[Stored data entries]
+++

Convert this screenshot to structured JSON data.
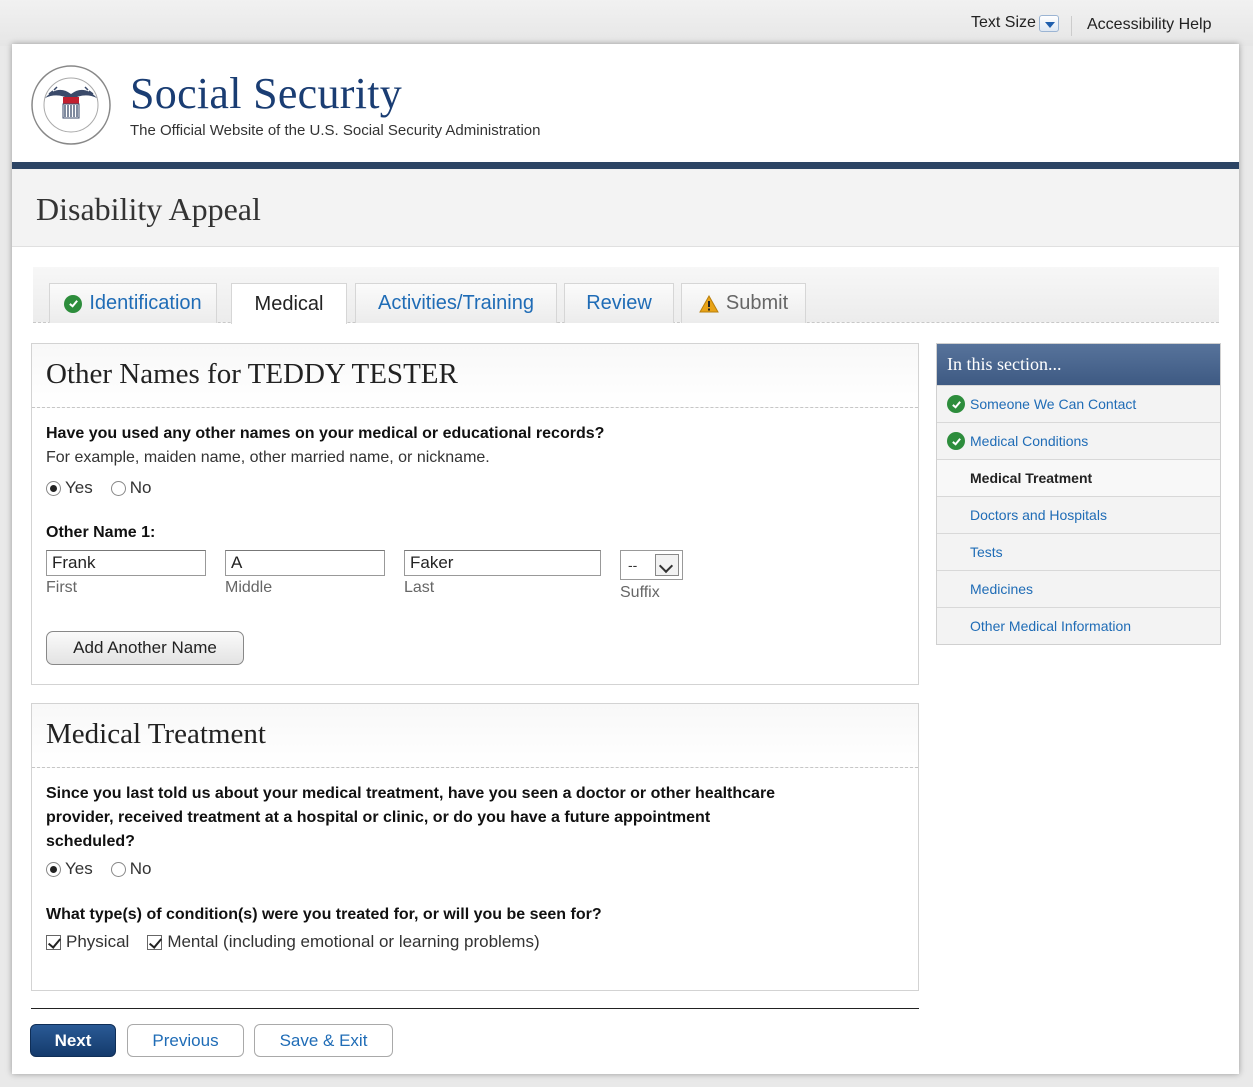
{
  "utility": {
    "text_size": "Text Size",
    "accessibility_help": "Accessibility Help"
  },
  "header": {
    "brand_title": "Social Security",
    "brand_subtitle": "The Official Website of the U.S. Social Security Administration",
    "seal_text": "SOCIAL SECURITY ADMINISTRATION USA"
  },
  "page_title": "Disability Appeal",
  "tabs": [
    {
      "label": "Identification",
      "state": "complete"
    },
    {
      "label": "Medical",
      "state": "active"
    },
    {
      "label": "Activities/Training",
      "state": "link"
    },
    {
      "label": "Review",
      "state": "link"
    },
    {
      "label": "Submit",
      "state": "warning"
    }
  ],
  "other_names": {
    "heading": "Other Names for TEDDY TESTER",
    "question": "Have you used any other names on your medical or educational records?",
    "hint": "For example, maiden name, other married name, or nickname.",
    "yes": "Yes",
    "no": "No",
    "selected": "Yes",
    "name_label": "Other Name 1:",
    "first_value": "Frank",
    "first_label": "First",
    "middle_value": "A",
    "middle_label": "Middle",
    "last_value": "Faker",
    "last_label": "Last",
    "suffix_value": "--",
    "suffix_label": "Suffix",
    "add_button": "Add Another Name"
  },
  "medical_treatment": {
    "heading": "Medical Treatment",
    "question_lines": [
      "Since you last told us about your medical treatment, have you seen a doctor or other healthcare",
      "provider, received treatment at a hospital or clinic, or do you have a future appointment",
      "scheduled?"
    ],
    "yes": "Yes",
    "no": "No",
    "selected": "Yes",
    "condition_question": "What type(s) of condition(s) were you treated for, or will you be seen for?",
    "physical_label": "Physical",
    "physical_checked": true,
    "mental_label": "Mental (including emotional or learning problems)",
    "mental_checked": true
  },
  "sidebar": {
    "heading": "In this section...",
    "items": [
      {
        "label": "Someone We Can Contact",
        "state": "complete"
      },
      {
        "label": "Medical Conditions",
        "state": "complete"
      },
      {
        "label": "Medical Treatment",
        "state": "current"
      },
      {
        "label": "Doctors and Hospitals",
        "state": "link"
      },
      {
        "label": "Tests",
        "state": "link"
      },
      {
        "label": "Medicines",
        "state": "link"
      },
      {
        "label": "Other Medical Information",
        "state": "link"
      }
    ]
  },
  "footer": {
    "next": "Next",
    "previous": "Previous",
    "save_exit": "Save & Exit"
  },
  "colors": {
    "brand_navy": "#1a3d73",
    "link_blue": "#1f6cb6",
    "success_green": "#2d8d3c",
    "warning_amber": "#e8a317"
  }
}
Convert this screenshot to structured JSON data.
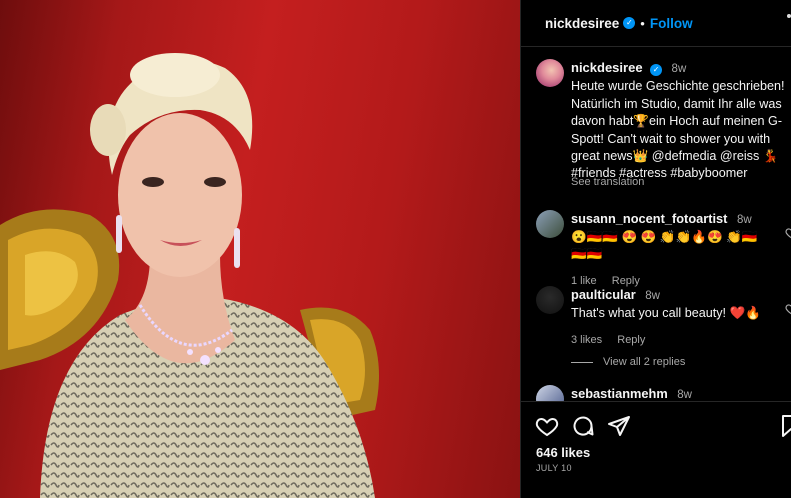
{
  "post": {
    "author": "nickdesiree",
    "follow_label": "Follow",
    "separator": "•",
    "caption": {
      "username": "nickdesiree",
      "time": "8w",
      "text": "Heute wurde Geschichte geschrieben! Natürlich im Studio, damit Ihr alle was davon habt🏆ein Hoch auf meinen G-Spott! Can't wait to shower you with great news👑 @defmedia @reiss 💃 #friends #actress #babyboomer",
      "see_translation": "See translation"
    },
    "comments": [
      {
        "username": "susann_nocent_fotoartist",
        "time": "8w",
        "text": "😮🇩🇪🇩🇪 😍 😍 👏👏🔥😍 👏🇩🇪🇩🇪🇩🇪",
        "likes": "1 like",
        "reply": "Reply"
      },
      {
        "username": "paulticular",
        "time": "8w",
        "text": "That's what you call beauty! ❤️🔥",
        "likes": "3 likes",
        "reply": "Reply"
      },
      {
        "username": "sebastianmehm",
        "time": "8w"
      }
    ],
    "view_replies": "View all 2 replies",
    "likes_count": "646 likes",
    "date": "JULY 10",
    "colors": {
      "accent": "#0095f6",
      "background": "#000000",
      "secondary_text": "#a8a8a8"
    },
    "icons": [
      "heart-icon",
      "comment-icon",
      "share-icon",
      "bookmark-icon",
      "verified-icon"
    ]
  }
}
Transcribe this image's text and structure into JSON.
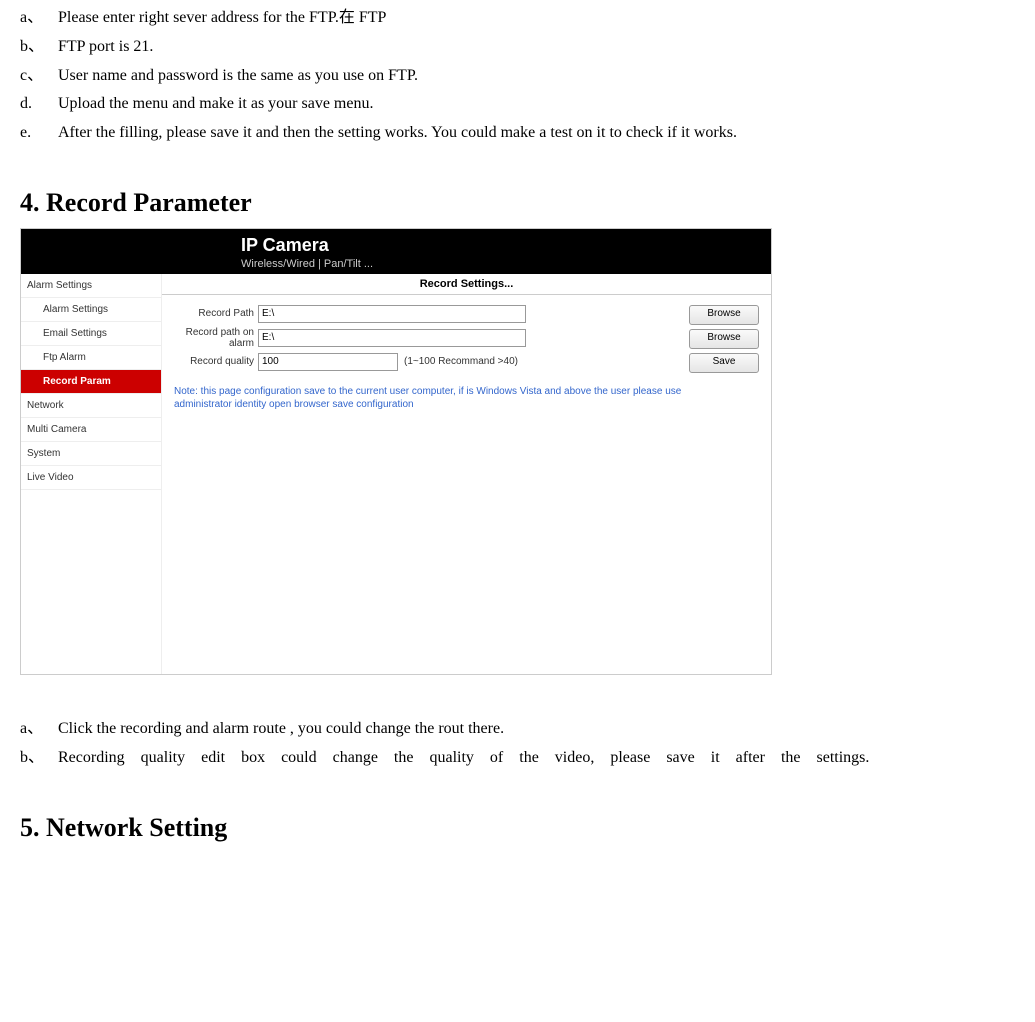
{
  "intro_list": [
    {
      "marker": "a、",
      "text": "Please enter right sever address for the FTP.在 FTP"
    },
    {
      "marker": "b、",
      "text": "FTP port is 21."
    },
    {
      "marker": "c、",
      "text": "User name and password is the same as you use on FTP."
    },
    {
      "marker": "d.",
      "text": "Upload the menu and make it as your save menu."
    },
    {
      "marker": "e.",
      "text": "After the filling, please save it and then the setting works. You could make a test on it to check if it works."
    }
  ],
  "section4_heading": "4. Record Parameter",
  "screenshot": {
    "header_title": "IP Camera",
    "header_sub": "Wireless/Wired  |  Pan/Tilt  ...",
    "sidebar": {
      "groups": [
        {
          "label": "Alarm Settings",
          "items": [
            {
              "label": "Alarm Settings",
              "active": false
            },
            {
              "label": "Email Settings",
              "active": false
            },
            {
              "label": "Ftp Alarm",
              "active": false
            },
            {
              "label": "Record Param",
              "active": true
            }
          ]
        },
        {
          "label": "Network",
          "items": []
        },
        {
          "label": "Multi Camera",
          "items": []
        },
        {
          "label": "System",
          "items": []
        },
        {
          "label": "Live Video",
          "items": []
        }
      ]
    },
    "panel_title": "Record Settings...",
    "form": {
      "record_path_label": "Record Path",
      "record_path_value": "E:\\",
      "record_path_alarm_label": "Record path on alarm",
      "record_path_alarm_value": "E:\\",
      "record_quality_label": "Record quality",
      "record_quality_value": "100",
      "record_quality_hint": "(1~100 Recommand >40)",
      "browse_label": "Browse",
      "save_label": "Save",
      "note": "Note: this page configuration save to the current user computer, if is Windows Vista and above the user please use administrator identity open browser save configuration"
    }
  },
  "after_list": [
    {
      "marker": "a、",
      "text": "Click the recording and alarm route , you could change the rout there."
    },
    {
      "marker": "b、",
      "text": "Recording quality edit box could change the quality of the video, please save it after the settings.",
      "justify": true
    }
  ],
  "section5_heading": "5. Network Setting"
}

+++

Problem:
Please write out all the data again word for word, but not the pictures.

Written solution:
Convert this screenshot to structured JSON data.
{
  "utility": {
    "text_size": "Text Size",
    "accessibility_help": "Accessibility Help"
  },
  "header": {
    "brand_title": "Social Security",
    "brand_subtitle": "The Official Website of the U.S. Social Security Administration",
    "seal_text": "SOCIAL SECURITY ADMINISTRATION USA"
  },
  "page_title": "Disability Appeal",
  "tabs": [
    {
      "label": "Identification",
      "state": "complete"
    },
    {
      "label": "Medical",
      "state": "active"
    },
    {
      "label": "Activities/Training",
      "state": "link"
    },
    {
      "label": "Review",
      "state": "link"
    },
    {
      "label": "Submit",
      "state": "warning"
    }
  ],
  "other_names": {
    "heading": "Other Names for TEDDY TESTER",
    "question": "Have you used any other names on your medical or educational records?",
    "hint": "For example, maiden name, other married name, or nickname.",
    "yes": "Yes",
    "no": "No",
    "selected": "Yes",
    "name_label": "Other Name 1:",
    "first_value": "Frank",
    "first_label": "First",
    "middle_value": "A",
    "middle_label": "Middle",
    "last_value": "Faker",
    "last_label": "Last",
    "suffix_value": "--",
    "suffix_label": "Suffix",
    "add_button": "Add Another Name"
  },
  "medical_treatment": {
    "heading": "Medical Treatment",
    "question_lines": [
      "Since you last told us about your medical treatment, have you seen a doctor or other healthcare",
      "provider, received treatment at a hospital or clinic, or do you have a future appointment",
      "scheduled?"
    ],
    "yes": "Yes",
    "no": "No",
    "selected": "Yes",
    "condition_question": "What type(s) of condition(s) were you treated for, or will you be seen for?",
    "physical_label": "Physical",
    "physical_checked": true,
    "mental_label": "Mental (including emotional or learning problems)",
    "mental_checked": true
  },
  "sidebar": {
    "heading": "In this section...",
    "items": [
      {
        "label": "Someone We Can Contact",
        "state": "complete"
      },
      {
        "label": "Medical Conditions",
        "state": "complete"
      },
      {
        "label": "Medical Treatment",
        "state": "current"
      },
      {
        "label": "Doctors and Hospitals",
        "state": "link"
      },
      {
        "label": "Tests",
        "state": "link"
      },
      {
        "label": "Medicines",
        "state": "link"
      },
      {
        "label": "Other Medical Information",
        "state": "link"
      }
    ]
  },
  "footer": {
    "next": "Next",
    "previous": "Previous",
    "save_exit": "Save & Exit"
  },
  "colors": {
    "brand_navy": "#1a3d73",
    "link_blue": "#1f6cb6",
    "success_green": "#2d8d3c",
    "warning_amber": "#e8a317"
  }
}
Convert this screenshot to structured JSON data.
{
  "post": {
    "author": "nickdesiree",
    "follow_label": "Follow",
    "separator": "•",
    "caption": {
      "username": "nickdesiree",
      "time": "8w",
      "text": "Heute wurde Geschichte geschrieben! Natürlich im Studio, damit Ihr alle was davon habt🏆ein Hoch auf meinen G-Spott! Can't wait to shower you with great news👑 @defmedia @reiss 💃 #friends #actress #babyboomer",
      "see_translation": "See translation"
    },
    "comments": [
      {
        "username": "susann_nocent_fotoartist",
        "time": "8w",
        "text": "😮🇩🇪🇩🇪 😍 😍 👏👏🔥😍 👏🇩🇪🇩🇪🇩🇪",
        "likes": "1 like",
        "reply": "Reply"
      },
      {
        "username": "paulticular",
        "time": "8w",
        "text": "That's what you call beauty! ❤️🔥",
        "likes": "3 likes",
        "reply": "Reply"
      },
      {
        "username": "sebastianmehm",
        "time": "8w"
      }
    ],
    "view_replies": "View all 2 replies",
    "likes_count": "646 likes",
    "date": "JULY 10",
    "colors": {
      "accent": "#0095f6",
      "background": "#000000",
      "secondary_text": "#a8a8a8"
    },
    "icons": [
      "heart-icon",
      "comment-icon",
      "share-icon",
      "bookmark-icon",
      "verified-icon"
    ]
  }
}
Transcribe this image's text and structure into JSON.
{
  "intro_list": [
    {
      "marker": "a、",
      "text": "Please enter right sever address for the FTP.在 FTP"
    },
    {
      "marker": "b、",
      "text": "FTP port is 21."
    },
    {
      "marker": "c、",
      "text": "User name and password is the same as you use on FTP."
    },
    {
      "marker": "d.",
      "text": "Upload the menu and make it as your save menu."
    },
    {
      "marker": "e.",
      "text": "After the filling, please save it and then the setting works. You could make a test on it to check if it works."
    }
  ],
  "section4_heading": "4. Record Parameter",
  "screenshot": {
    "header_title": "IP Camera",
    "header_sub": "Wireless/Wired  |  Pan/Tilt  ...",
    "sidebar": {
      "groups": [
        {
          "label": "Alarm Settings",
          "items": [
            {
              "label": "Alarm Settings",
              "active": false
            },
            {
              "label": "Email Settings",
              "active": false
            },
            {
              "label": "Ftp Alarm",
              "active": false
            },
            {
              "label": "Record Param",
              "active": true
            }
          ]
        },
        {
          "label": "Network",
          "items": []
        },
        {
          "label": "Multi Camera",
          "items": []
        },
        {
          "label": "System",
          "items": []
        },
        {
          "label": "Live Video",
          "items": []
        }
      ]
    },
    "panel_title": "Record Settings...",
    "form": {
      "record_path_label": "Record Path",
      "record_path_value": "E:\\",
      "record_path_alarm_label": "Record path on alarm",
      "record_path_alarm_value": "E:\\",
      "record_quality_label": "Record quality",
      "record_quality_value": "100",
      "record_quality_hint": "(1~100 Recommand >40)",
      "browse_label": "Browse",
      "save_label": "Save",
      "note": "Note: this page configuration save to the current user computer, if is Windows Vista and above the user please use administrator identity open browser save configuration"
    }
  },
  "after_list": [
    {
      "marker": "a、",
      "text": "Click the recording and alarm route , you could change the rout there."
    },
    {
      "marker": "b、",
      "text": "Recording quality edit box could change the quality of the video, please save it after the settings.",
      "justify": true
    }
  ],
  "section5_heading": "5. Network Setting"
}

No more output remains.